WORK TO BE COMPLETED:
Which lines in the items below contain the string "chart"? Collect every one of them, and treat uppercase and lowercase as different.

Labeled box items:

┌────────

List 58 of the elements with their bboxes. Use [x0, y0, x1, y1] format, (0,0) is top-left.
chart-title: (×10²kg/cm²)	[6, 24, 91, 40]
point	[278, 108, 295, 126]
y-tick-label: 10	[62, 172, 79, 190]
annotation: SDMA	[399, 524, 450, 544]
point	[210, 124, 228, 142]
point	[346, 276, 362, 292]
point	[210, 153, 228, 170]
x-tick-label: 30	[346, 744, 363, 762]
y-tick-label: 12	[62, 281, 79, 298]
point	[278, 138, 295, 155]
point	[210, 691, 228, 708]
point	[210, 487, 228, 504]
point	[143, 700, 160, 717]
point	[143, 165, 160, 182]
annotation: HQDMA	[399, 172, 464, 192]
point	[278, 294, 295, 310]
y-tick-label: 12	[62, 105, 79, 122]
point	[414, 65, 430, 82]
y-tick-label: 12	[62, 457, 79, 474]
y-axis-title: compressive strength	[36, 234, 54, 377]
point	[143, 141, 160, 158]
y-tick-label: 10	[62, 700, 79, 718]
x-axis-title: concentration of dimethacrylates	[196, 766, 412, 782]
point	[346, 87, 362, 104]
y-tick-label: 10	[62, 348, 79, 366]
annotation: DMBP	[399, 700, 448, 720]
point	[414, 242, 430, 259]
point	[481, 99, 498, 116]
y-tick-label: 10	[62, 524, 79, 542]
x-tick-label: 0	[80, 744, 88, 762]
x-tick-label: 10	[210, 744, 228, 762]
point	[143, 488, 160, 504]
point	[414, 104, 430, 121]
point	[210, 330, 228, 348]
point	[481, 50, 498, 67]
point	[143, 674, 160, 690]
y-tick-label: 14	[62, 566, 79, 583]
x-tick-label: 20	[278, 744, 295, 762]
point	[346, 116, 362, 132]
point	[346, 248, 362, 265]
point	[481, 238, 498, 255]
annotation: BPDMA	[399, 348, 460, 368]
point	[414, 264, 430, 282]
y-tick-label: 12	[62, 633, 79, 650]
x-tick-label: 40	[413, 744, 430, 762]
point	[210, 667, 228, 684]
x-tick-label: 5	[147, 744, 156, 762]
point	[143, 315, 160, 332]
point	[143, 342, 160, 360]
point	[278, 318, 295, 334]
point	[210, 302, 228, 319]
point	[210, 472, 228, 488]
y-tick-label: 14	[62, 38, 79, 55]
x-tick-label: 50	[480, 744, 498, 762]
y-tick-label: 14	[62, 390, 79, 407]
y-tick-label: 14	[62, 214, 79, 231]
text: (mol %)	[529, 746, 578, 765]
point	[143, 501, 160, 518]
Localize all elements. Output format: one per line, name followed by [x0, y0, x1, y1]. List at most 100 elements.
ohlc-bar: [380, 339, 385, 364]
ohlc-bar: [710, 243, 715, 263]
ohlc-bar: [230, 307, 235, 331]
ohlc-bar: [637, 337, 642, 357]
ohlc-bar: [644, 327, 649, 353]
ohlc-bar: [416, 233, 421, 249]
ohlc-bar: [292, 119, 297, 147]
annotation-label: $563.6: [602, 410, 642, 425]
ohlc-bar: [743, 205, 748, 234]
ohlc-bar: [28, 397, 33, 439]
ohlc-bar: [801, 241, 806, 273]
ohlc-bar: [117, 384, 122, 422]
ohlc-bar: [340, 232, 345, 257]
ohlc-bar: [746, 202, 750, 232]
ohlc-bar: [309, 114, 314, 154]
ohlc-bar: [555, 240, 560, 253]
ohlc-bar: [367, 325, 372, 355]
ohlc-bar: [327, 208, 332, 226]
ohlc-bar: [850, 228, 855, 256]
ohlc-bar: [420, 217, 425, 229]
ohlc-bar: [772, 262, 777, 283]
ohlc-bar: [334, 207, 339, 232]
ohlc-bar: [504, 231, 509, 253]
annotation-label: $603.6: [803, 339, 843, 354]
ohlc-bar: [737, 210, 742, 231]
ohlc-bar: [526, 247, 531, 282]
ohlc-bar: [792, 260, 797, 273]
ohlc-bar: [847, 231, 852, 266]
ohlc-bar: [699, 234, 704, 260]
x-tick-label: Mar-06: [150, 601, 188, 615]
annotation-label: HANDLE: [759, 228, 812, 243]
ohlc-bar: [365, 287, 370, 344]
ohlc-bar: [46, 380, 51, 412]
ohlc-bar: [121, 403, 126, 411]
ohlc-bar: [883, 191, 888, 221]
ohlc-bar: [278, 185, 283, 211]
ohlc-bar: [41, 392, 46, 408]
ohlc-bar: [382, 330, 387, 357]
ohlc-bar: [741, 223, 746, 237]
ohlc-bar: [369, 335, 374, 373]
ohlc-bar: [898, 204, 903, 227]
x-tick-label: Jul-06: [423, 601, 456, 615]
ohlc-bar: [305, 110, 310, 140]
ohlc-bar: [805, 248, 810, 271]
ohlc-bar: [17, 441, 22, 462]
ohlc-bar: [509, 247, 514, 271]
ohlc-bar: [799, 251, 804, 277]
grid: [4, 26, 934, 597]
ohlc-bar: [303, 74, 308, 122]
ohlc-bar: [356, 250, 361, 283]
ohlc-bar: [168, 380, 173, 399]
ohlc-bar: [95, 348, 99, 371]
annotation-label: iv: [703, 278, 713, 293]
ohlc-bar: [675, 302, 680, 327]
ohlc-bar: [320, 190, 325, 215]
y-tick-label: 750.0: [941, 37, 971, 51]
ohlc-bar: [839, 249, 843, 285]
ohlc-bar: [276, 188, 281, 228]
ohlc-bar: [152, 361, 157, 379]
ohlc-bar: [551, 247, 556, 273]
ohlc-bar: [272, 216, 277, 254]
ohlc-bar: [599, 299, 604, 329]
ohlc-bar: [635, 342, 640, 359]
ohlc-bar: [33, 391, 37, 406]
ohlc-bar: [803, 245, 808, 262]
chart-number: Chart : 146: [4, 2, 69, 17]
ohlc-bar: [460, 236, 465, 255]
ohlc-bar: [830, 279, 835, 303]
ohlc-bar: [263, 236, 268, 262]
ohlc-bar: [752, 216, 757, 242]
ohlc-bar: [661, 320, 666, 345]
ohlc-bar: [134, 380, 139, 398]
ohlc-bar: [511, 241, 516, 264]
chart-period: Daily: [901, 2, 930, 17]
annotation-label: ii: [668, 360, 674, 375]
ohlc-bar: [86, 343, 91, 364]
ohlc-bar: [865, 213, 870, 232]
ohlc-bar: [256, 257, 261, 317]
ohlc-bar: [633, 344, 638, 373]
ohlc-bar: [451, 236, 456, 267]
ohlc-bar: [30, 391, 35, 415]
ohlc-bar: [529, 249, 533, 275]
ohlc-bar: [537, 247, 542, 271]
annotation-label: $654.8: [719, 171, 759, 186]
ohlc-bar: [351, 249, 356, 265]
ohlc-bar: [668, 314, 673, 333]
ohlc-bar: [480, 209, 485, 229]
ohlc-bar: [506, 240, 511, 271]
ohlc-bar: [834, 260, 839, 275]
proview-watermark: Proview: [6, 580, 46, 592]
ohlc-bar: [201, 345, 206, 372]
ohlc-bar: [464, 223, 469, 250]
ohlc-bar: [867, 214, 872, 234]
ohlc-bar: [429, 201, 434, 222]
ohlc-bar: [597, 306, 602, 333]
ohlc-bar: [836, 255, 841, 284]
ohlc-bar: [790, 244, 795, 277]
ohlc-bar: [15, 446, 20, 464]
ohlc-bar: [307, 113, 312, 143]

└────────

SOLVED PROBLEM:
chart-title: (×10²kg/cm²)	[6, 24, 91, 40]
chart-number: Chart : 146: [4, 2, 69, 17]
chart-period: Daily: [901, 2, 930, 17]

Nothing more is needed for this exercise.